#### DATA SECTION ####

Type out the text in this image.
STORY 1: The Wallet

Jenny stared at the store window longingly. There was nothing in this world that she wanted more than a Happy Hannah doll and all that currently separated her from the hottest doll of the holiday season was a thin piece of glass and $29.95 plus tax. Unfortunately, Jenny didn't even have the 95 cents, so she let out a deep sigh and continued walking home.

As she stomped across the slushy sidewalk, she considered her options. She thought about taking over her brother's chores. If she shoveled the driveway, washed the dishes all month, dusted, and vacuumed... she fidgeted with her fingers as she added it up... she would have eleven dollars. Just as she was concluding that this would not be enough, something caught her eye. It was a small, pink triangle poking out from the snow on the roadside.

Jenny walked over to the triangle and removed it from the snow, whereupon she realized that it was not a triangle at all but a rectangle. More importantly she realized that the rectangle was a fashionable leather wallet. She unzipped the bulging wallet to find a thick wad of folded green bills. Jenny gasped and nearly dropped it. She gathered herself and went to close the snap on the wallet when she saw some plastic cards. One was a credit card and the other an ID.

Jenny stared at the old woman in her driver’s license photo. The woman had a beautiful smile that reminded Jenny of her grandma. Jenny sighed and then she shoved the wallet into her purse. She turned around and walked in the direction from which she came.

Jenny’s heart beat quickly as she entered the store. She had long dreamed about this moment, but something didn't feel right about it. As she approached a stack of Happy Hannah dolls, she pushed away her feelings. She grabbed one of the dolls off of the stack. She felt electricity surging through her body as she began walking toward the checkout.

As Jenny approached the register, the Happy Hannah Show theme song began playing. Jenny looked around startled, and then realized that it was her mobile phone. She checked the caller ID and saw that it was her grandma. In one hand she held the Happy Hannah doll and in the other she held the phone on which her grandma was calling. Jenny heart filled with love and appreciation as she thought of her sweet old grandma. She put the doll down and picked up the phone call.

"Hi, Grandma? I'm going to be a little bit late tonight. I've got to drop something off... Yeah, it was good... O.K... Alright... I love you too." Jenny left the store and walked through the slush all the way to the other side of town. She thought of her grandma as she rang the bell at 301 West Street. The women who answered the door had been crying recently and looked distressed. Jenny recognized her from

####

Extract the complete listing above, reproducing each line exactly.

▶ [SOLUTION BELOW]
Type out the text in this image.
STORY 1: The Wallet

Jenny stared at the store window longingly. There was nothing in this world that she wanted more than a Happy Hannah doll and all that currently separated her from the hottest doll of the holiday season was a thin piece of glass and $29.95 plus tax. Unfortunately, Jenny didn't even have the 95 cents, so she let out a deep sigh and continued walking home.

As she stomped across the slushy sidewalk, she considered her options. She thought about taking over her brother's chores. If she shoveled the driveway, washed the dishes all month, dusted, and vacuumed... she fidgeted with her fingers as she added it up... she would have eleven dollars. Just as she was concluding that this would not be enough, something caught her eye. It was a small, pink triangle poking out from the snow on the roadside.

Jenny walked over to the triangle and removed it from the snow, whereupon she realized that it was not a triangle at all but a rectangle. More importantly she realized that the rectangle was a fashionable leather wallet. She unzipped the bulging wallet to find a thick wad of folded green bills. Jenny gasped and nearly dropped it. She gathered herself and went to close the snap on the wallet when she saw some plastic cards. One was a credit card and the other an ID.

Jenny stared at the old woman in her driver’s license photo. The woman had a beautiful smile that reminded Jenny of her grandma. Jenny sighed and then she shoved the wallet into her purse. She turned around and walked in the direction from which she came.

Jenny’s heart beat quickly as she entered the store. She had long dreamed about this moment, but something didn't feel right about it. As she approached a stack of Happy Hannah dolls, she pushed away her feelings. She grabbed one of the dolls off of the stack. She felt electricity surging through her body as she began walking toward the checkout.

As Jenny approached the register, the Happy Hannah Show theme song began playing. Jenny looked around startled, and then realized that it was her mobile phone. She checked the caller ID and saw that it was her grandma. In one hand she held the Happy Hannah doll and in the other she held the phone on which her grandma was calling. Jenny heart filled with love and appreciation as she thought of her sweet old grandma. She put the doll down and picked up the phone call.

"Hi, Grandma? I'm going to be a little bit late tonight. I've got to drop something off... Yeah, it was good... O.K... Alright... I love you too." Jenny left the store and walked through the slush all the way to the other side of town. She thought of her grandma as she rang the bell at 301 West Street. The women who answered the door had been crying recently and looked distressed. Jenny recognized her from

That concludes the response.